**ITEMS**
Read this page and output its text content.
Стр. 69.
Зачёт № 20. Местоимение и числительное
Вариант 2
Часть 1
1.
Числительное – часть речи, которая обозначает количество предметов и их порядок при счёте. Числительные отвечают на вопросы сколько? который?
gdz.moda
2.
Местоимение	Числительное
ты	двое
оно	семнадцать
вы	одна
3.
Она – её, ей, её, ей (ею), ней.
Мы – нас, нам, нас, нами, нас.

...

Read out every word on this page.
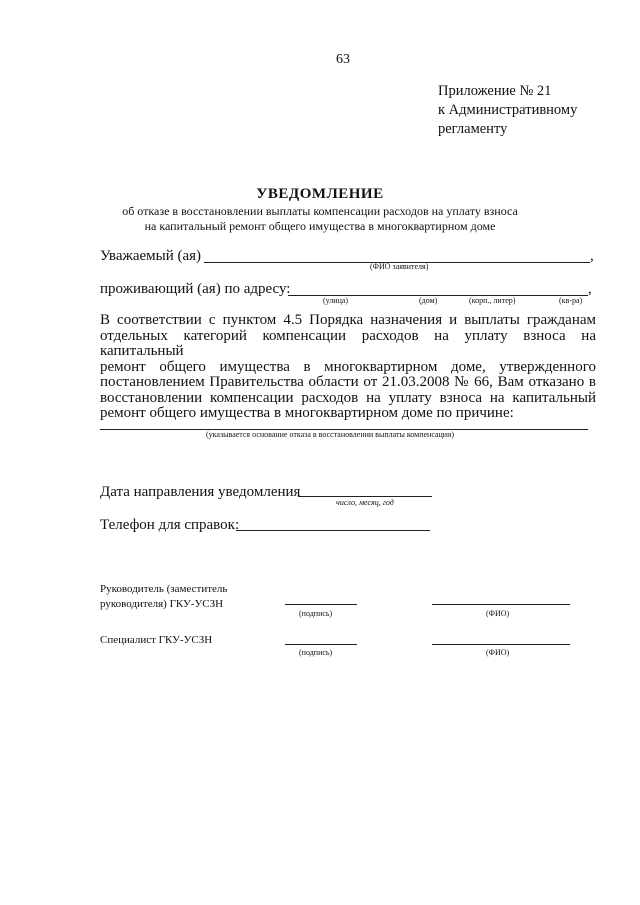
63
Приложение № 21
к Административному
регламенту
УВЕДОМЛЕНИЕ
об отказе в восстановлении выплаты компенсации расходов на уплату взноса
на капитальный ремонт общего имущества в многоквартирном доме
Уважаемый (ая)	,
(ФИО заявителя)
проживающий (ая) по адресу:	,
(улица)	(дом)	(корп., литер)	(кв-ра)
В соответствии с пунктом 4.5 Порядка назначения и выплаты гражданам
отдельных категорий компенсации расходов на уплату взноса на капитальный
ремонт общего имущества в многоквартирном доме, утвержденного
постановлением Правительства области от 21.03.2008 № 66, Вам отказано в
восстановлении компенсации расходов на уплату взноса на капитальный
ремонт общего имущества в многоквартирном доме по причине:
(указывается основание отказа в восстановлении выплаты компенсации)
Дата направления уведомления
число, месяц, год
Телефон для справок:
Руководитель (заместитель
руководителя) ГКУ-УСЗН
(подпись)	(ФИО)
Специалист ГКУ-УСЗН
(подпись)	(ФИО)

--

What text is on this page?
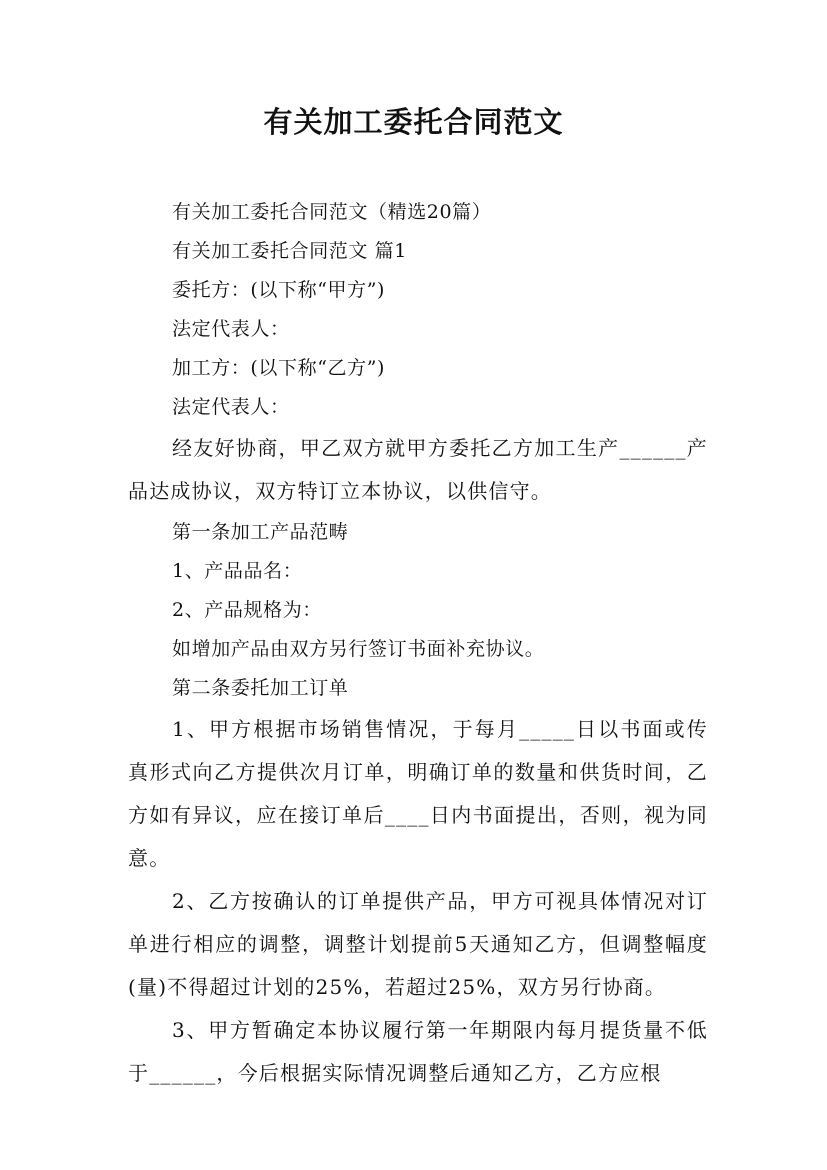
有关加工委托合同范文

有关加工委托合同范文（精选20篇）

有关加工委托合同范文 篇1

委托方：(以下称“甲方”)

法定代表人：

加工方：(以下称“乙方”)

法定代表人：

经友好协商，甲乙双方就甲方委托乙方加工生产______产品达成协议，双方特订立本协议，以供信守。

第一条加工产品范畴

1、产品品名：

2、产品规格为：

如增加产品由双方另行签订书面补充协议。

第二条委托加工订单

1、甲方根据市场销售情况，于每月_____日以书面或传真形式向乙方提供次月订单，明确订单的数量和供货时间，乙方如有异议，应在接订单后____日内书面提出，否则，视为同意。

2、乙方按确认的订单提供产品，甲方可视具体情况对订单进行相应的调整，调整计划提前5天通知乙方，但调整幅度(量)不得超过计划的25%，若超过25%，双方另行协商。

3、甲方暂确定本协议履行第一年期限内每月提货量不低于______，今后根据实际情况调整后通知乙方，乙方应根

**WHAT YOU NEED TO DO**
Filter the entries down to the lines containing "this". Copy each of those lines.

**RESULT OF THE TASK**
Read this page and output its text content.
Read out every word on this page.
What text is on this page?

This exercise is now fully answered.